* EXERCISE PROMPT: Which lines below hold the word "color"? Copy all of them.

* SOURCE DATA:

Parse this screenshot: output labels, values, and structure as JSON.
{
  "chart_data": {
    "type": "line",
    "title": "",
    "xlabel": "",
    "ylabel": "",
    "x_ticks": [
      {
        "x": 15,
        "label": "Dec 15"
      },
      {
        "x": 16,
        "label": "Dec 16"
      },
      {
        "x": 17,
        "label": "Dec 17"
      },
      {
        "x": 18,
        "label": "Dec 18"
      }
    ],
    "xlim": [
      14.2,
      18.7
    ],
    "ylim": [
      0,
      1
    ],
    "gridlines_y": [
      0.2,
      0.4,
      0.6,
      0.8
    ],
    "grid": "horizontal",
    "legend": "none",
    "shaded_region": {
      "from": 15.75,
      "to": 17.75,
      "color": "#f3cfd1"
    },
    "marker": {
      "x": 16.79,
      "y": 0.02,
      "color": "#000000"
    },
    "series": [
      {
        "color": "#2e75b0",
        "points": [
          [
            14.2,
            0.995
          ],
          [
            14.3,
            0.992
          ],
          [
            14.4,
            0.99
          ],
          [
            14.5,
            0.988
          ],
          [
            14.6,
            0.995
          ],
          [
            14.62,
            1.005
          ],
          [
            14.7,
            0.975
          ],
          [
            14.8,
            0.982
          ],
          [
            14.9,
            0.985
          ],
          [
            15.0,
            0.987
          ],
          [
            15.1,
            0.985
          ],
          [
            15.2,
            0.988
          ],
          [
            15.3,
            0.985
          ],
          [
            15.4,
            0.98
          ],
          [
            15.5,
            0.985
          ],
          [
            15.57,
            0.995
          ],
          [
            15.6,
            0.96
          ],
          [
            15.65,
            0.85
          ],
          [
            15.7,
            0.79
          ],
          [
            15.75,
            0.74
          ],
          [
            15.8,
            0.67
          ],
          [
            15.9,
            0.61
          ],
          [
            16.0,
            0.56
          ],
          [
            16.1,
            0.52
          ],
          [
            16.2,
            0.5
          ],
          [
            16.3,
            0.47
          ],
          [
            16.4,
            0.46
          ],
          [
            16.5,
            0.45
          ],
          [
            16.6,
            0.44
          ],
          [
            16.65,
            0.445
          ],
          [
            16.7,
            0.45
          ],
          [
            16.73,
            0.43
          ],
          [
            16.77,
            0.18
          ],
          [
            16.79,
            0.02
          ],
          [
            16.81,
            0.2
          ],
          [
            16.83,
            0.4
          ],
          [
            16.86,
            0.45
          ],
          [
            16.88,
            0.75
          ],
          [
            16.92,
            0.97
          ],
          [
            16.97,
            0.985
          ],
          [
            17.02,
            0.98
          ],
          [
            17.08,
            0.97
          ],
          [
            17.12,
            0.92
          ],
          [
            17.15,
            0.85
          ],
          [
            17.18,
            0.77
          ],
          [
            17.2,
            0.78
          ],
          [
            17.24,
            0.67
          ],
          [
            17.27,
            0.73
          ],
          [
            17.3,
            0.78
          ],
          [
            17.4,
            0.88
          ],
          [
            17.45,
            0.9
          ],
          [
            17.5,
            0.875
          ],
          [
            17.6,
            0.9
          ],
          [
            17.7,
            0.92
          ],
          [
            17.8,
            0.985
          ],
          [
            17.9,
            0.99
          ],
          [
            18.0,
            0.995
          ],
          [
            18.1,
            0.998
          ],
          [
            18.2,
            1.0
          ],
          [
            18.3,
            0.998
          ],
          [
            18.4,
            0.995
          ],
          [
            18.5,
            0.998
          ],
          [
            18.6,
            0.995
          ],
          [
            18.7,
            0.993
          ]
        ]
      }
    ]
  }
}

* EXERCISE RESULT:
      "color": "#f3cfd1"
      "color": "#000000"
        "color": "#2e75b0",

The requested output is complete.